— Direction —
Using the data below, copy each line that includes the word "recently".

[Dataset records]

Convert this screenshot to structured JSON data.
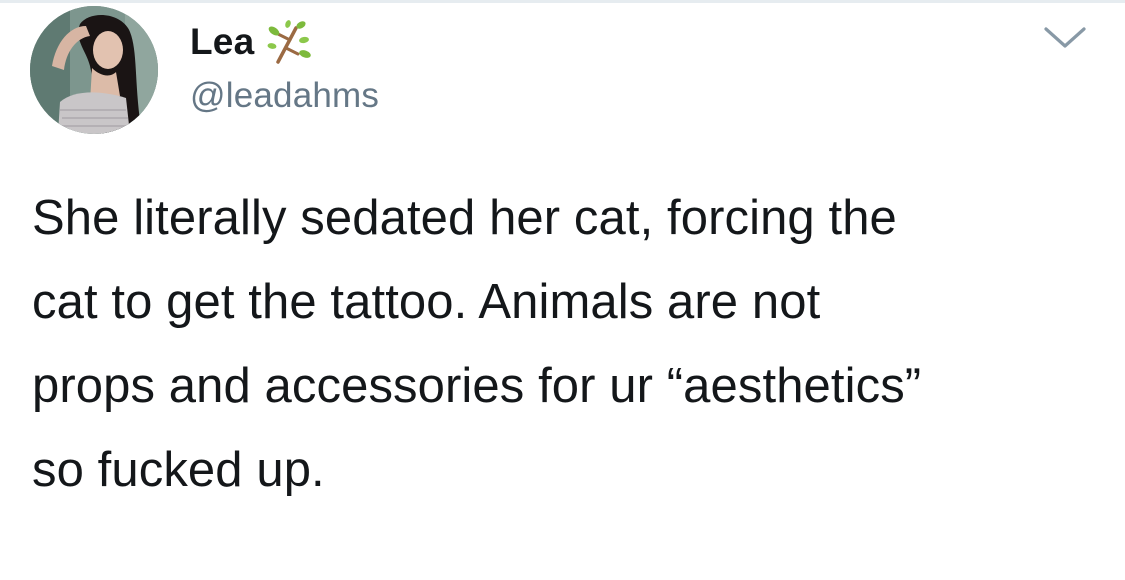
{
  "user": {
    "display_name": "Lea",
    "handle": "@leadahms",
    "name_emoji": "herb-icon"
  },
  "tweet": {
    "text": "She literally sedated her cat, forcing the\ncat to get the tattoo. Animals are not\nprops and accessories for ur “aesthetics”\nso fucked up."
  },
  "icons": {
    "menu": "chevron-down-icon"
  },
  "colors": {
    "text_primary": "#14171a",
    "text_secondary": "#657786",
    "divider": "#e6ecf0"
  }
}
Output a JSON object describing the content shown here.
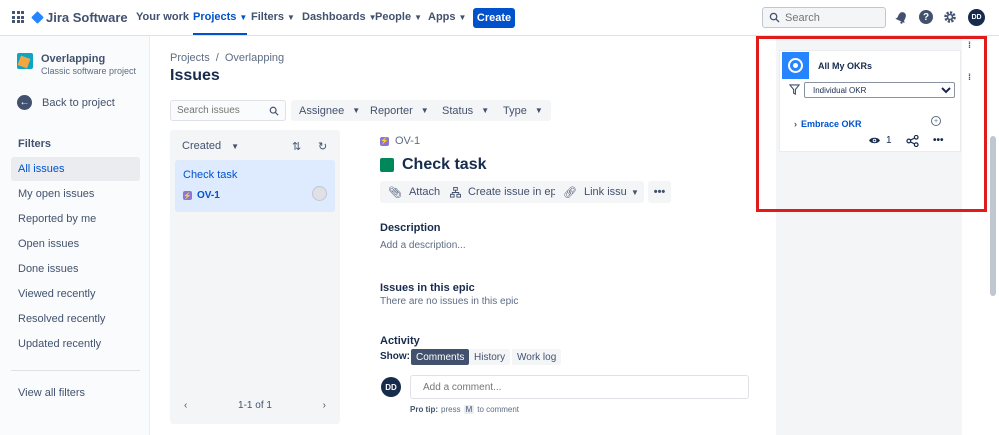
{
  "topnav": {
    "logo_text": "Jira Software",
    "items": [
      {
        "label": "Your work",
        "caret": false
      },
      {
        "label": "Projects",
        "caret": true,
        "active": true
      },
      {
        "label": "Filters",
        "caret": true
      },
      {
        "label": "Dashboards",
        "caret": true
      },
      {
        "label": "People",
        "caret": true
      },
      {
        "label": "Apps",
        "caret": true
      }
    ],
    "create_label": "Create",
    "search_placeholder": "Search",
    "avatar_initials": "DD"
  },
  "sidebar": {
    "project_name": "Overlapping",
    "project_type": "Classic software project",
    "back_label": "Back to project",
    "filters_title": "Filters",
    "filters": [
      {
        "label": "All issues",
        "active": true
      },
      {
        "label": "My open issues"
      },
      {
        "label": "Reported by me"
      },
      {
        "label": "Open issues"
      },
      {
        "label": "Done issues"
      },
      {
        "label": "Viewed recently"
      },
      {
        "label": "Resolved recently"
      },
      {
        "label": "Updated recently"
      }
    ],
    "view_all": "View all filters"
  },
  "main": {
    "breadcrumb": [
      "Projects",
      "/",
      "Overlapping"
    ],
    "title": "Issues",
    "search_placeholder": "Search issues",
    "dropdowns": [
      "Assignee",
      "Reporter",
      "Status",
      "Type"
    ]
  },
  "issue_list": {
    "sort_label": "Created",
    "issues": [
      {
        "title": "Check task",
        "key": "OV-1"
      }
    ],
    "pager": "1-1 of 1"
  },
  "detail": {
    "key": "OV-1",
    "title": "Check task",
    "actions": [
      "Attach",
      "Create issue in epic",
      "Link issue"
    ],
    "description_title": "Description",
    "description_placeholder": "Add a description...",
    "epic_title": "Issues in this epic",
    "epic_empty": "There are no issues in this epic",
    "activity_title": "Activity",
    "show_label": "Show:",
    "tabs": [
      "Comments",
      "History",
      "Work log"
    ],
    "comment_avatar": "DD",
    "comment_placeholder": "Add a comment...",
    "pro_tip_prefix": "Pro tip:",
    "pro_tip_press": "press",
    "pro_tip_key": "M",
    "pro_tip_suffix": "to comment"
  },
  "okr_panel": {
    "title": "All My OKRs",
    "filter_value": "Individual OKR",
    "item": "Embrace OKR",
    "watchers": "1",
    "highlight_color": "#e01b1b"
  },
  "colors": {
    "brand": "#0052cc",
    "status_done": "#00875a",
    "okr_logo": "#2684ff"
  }
}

— Answer to this task —
        "label": "Viewed recently"
        "label": "Resolved recently"
        "label": "Updated recently"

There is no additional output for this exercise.